● **DIRECTIONS**:
Every entry that follows should be reproduced exactly.

━━━━━ MATERIAL FOR THE TASK ━━━━━

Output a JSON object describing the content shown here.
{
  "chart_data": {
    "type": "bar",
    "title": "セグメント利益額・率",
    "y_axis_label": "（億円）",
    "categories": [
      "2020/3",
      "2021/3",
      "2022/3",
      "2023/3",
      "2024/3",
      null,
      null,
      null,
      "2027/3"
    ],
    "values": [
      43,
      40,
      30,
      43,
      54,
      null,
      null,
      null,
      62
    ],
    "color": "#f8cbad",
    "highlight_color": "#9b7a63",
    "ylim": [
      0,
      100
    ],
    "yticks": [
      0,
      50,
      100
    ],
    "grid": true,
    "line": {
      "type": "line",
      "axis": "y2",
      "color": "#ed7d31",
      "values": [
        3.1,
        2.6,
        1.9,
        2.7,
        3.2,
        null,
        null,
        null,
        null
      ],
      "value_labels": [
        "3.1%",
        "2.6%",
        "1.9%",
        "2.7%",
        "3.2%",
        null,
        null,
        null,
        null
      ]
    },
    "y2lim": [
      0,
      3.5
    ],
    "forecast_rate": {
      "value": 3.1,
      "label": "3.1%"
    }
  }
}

━━━━━

● **FULL SOLUTION**:
Output a JSON object describing the content shown here.
{
  "chart_data": {
    "type": "bar",
    "title": "セグメント利益額・率",
    "y_axis_label": "（億円）",
    "categories": [
      "2020/3",
      "2021/3",
      "2022/3",
      "2023/3",
      "2024/3",
      null,
      null,
      null,
      "2027/3"
    ],
    "values": [
      43,
      40,
      30,
      43,
      54,
      null,
      null,
      null,
      62
    ],
    "color": "#f8cbad",
    "highlight_color": "#9b7a63",
    "ylim": [
      0,
      100
    ],
    "yticks": [
      0,
      50,
      100
    ],
    "grid": true,
    "line": {
      "type": "line",
      "axis": "y2",
      "color": "#ed7d31",
      "values": [
        3.1,
        2.6,
        1.9,
        2.7,
        3.2,
        null,
        null,
        null,
        null
      ],
      "value_labels": [
        "3.1%",
        "2.6%",
        "1.9%",
        "2.7%",
        "3.2%",
        null,
        null,
        null,
        null
      ]
    },
    "y2lim": [
      0,
      3.5
    ],
    "forecast_rate": {
      "value": 3.1,
      "label": "3.1%"
    }
  }
}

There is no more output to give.